→ WRITTEN PROBLEM
Count the lines below that contain the word "name". Give only the number.

>> Start DATASET EXCERPTS

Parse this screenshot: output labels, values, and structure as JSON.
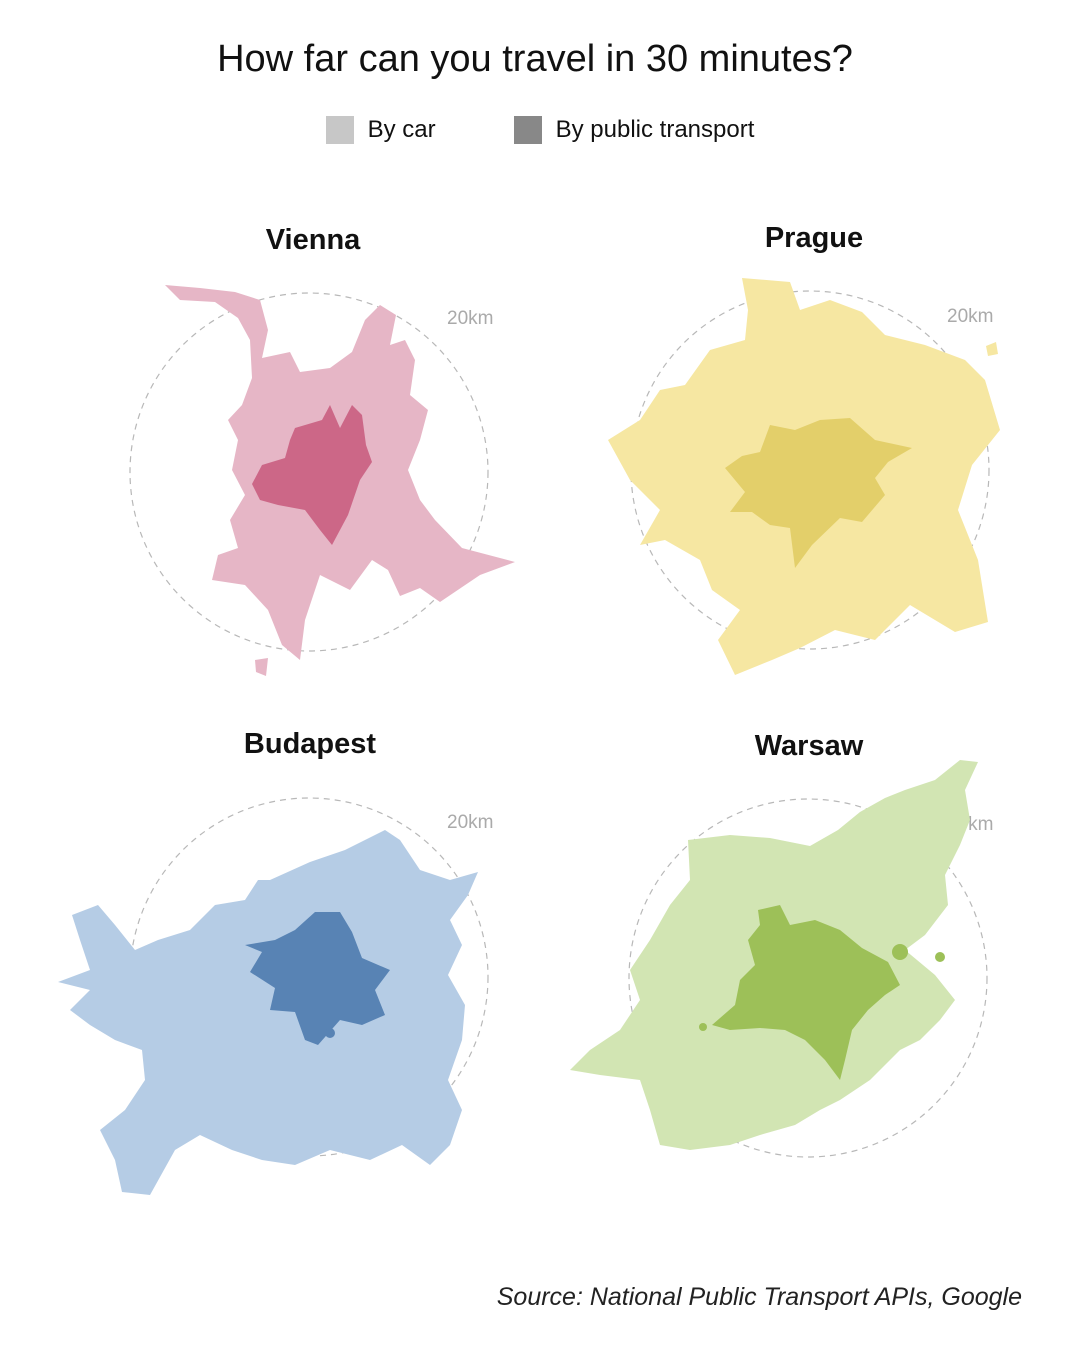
{
  "title": "How far can you travel in 30 minutes?",
  "legend": {
    "items": [
      {
        "label": "By car",
        "color": "#c7c7c7"
      },
      {
        "label": "By public transport",
        "color": "#888888"
      }
    ]
  },
  "cities": [
    {
      "name": "Vienna",
      "radius_label": "20km",
      "car_color": "#e6b6c6",
      "transit_color": "#cc6787"
    },
    {
      "name": "Prague",
      "radius_label": "20km",
      "car_color": "#f6e7a2",
      "transit_color": "#e3cf6a"
    },
    {
      "name": "Budapest",
      "radius_label": "20km",
      "car_color": "#b5cce5",
      "transit_color": "#5883b4"
    },
    {
      "name": "Warsaw",
      "radius_label": "20km",
      "car_color": "#d2e5b3",
      "transit_color": "#9dc058"
    }
  ],
  "source": "Source: National Public Transport APIs, Google"
}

>> End DATASET EXCERPTS

→ COMPLETE OUTPUT
4